Europe will suffer badly from climate change
by Dean Carroll
With world leaders preparing to meet in South Africa next week in an attempt to create a new United Nations deal to reduce global carbon emissions and replace the Kyoto Protocol, which ends in 2012, a prominent scientist has urged politicians to "get out of the discussion room and look at what is coming". Speaking at the SciTechEurope conference in Brussels, organised by Public Service Events, Professor Colin Jones told governments to think beyond five-year election cycles so that an effective long-term intergovernmental deal could be put in place quickly – before it was too late to save the planet.
Jones, who is head of the European Commission's € 7m Earth System Model Bias Reduction and Assessing Abrupt Climate Change project and director of the Rossby Centre at the Swedish government agency SMHI, admitted that the plan to limit global warming to a two degree increase was probably out of reach – adding that there was "a 1 per cent chance" that the target would be met. He warned policy-makers that temperatures increased last year at the most rapid rate ever recorded, due to man-made carbon emissions. "We are taking our planet into new territory, a place we have never been before, and we don't know what the outcome will be," said Jones. "The pace at which we are heading towards the cliff is accelerating; the rate of temperature change is very different to anything we have ever experienced before. We are going to hit the problem very soon so political leaders need to get out of the discussion room and look at what is coming. But governments have a short-term horizon because we have five-year election cycles. And society values economic principles above the environment we live in so it's easier to listen to the sceptic's message, which says 'you don't need to change anything."
Overwhelming scientific data shows that there has been a dramatic rise in global temperatures since the 1960s, in close correlation with rising carbon emissions and industrialisation. And measurements through carbon dating, using ice cores, and calculations of the inconsistent spaces between tree rings have enabled researchers to chart approximate data back through thousands of years. But despite the weight of academic evidence, sceptics put any warming down to natural changes triggered by increased solar activity and sunspots. Another leak of emails from the University of East Anglia, in the United Kingdom, last week purported to throw further doubt on the scientific consensus - which backs the theory of anthropogenic climate change. But Jones dismissed the leak and insisted it was simply a rehash of the same messages that were previously leaked.

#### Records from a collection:
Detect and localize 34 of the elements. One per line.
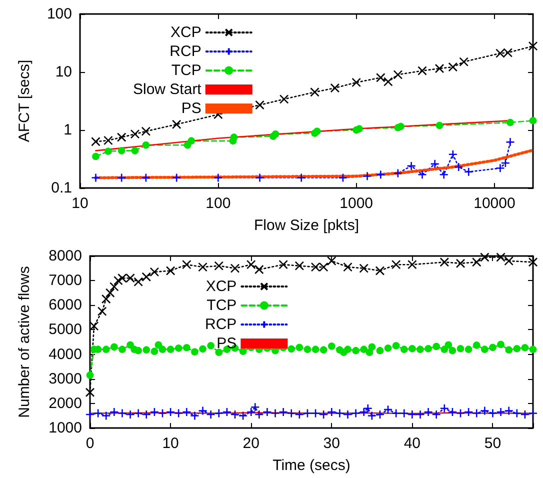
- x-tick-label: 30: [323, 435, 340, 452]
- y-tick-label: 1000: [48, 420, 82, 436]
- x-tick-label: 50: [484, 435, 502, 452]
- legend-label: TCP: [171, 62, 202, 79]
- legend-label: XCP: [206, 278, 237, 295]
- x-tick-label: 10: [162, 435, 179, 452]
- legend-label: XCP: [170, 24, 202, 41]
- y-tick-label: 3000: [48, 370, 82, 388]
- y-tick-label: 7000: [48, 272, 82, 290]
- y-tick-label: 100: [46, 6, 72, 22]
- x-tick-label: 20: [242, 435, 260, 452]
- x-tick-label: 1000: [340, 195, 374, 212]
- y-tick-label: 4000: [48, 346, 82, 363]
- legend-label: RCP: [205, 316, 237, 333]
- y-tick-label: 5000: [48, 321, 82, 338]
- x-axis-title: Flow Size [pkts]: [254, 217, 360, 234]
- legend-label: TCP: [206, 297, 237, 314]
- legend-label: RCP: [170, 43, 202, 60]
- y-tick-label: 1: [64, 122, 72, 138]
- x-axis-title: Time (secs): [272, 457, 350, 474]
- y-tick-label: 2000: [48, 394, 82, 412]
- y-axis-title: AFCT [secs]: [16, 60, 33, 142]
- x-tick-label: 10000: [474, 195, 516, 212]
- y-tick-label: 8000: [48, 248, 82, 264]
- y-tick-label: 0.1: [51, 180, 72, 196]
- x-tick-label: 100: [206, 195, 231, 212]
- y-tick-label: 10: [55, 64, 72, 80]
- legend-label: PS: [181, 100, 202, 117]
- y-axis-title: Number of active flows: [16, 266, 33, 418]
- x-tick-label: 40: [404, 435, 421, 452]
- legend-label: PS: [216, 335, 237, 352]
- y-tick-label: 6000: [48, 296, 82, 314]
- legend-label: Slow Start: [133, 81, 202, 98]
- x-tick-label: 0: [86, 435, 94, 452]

...

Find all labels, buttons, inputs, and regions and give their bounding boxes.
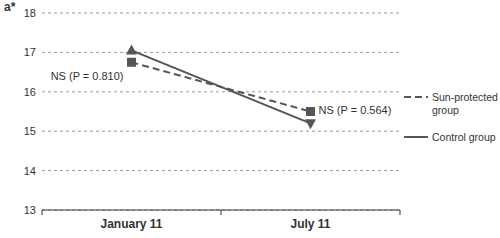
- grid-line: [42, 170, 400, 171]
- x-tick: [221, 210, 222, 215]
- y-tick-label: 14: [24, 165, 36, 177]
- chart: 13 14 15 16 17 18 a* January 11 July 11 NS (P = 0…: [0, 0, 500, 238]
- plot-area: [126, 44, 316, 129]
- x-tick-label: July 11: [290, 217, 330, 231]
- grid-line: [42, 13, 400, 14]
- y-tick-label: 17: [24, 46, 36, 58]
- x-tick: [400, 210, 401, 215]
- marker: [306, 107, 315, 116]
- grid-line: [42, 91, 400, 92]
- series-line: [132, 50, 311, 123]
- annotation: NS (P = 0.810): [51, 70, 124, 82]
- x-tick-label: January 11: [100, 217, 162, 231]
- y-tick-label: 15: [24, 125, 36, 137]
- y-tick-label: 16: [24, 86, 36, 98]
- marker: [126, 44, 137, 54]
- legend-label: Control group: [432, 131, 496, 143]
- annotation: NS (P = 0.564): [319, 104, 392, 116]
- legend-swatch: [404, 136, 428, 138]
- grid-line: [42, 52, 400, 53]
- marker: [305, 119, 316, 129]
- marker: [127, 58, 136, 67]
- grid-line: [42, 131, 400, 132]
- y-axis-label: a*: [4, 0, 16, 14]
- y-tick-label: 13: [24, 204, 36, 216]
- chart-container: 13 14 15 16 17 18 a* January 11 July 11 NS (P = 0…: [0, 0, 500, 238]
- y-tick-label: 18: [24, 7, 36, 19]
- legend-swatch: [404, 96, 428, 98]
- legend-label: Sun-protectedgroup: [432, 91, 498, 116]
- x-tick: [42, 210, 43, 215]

#### Jobs:
1 - Answer each of these about the climate change article:
(a) At which conference, and in which city, did Professor Colin Jones speak?
(b) What chance did Jones give that the two-degree target would be met?
(c) Which university was the source of the latest email leak?
2 - Could you carry on the climate change article from its final sentence?
These items were drawn from a source unrelated to the climate change article.

#### Expected answers:
1 -
(a) The SciTechEurope conference in Brussels.
(b) A 1 per cent chance.
(c) The University of East Anglia, in the United Kingdom.

2 -
In a dark warning to Europe, he claimed that the Mediterranean region was already starting "to dry out" – with warming meaning the wet areas would become wetter and dry areas would become drier, as a result of "feedback loops". He explained: "The Med region will see intense water supply problems in the future. The amplification is caused by feedback processes. Also, we might see a thaw of the permafrost in northern latitudes, releasing more carbon dioxide and methane. And we know that the Arctic sea ice has been thinning since 1984 – much of it is not there in the summer now. In addition, carbon sinks like the Amazon may become less efficient as the atmosphere changes in a warmer world. The acidity of the ocean has been changing solidly for the past 20 years and coral reefs are starting to die."
Commentators suggest there is little hope of a new deal being struck by the UN, in South Africa. The conflict between developing nations, which want to continue their industrialisation at an exponential rate even if carbon emissions rise as a result, and developed nations leading the charge for CO2 reduction is unlikely to end anytime soon. With the economic crisis, some politicians are even calling for Europe to relinquish its role as a leading player in tackling climate change – suggesting that environmental regulation and green taxes will be too much for the continent's fragile finances to bear in light of the eurozone crisis.
Earlier, Professor Anthony Ryan of Sheffield University – chairing the SciTech conference – told delegates that harnessing solar power and embracing GM foods was the only way life could be sustained for a rapidly expanding global population that had already reached seven billion. "This is a new geological period dominated by human beings," said Ryan. "The world is in crisis, there are too many people and not enough food. There is not enough energy and too much environmental destruction as well as climate change and unsustainable economic growth. We are squeezing the earth's resources as air quality is getting worse and oil and gas are running out. All of these things have to be linked to policy and economics if we are to find solutions."
Superstition, omen worship, sacrificing goats and witch burning combined are no match to the absurdity of this advanced stage of human achievement regarding the powers of the cosmos as being weak, fragile and delicate and in need of human stewardship. Nature laughs at humans regarding themselves as immortal gods because if we too can boil planets, so too are we immortal Gods with the powers of gods. Climate change wasn't about a changing climate; it was about controlling a changing climate.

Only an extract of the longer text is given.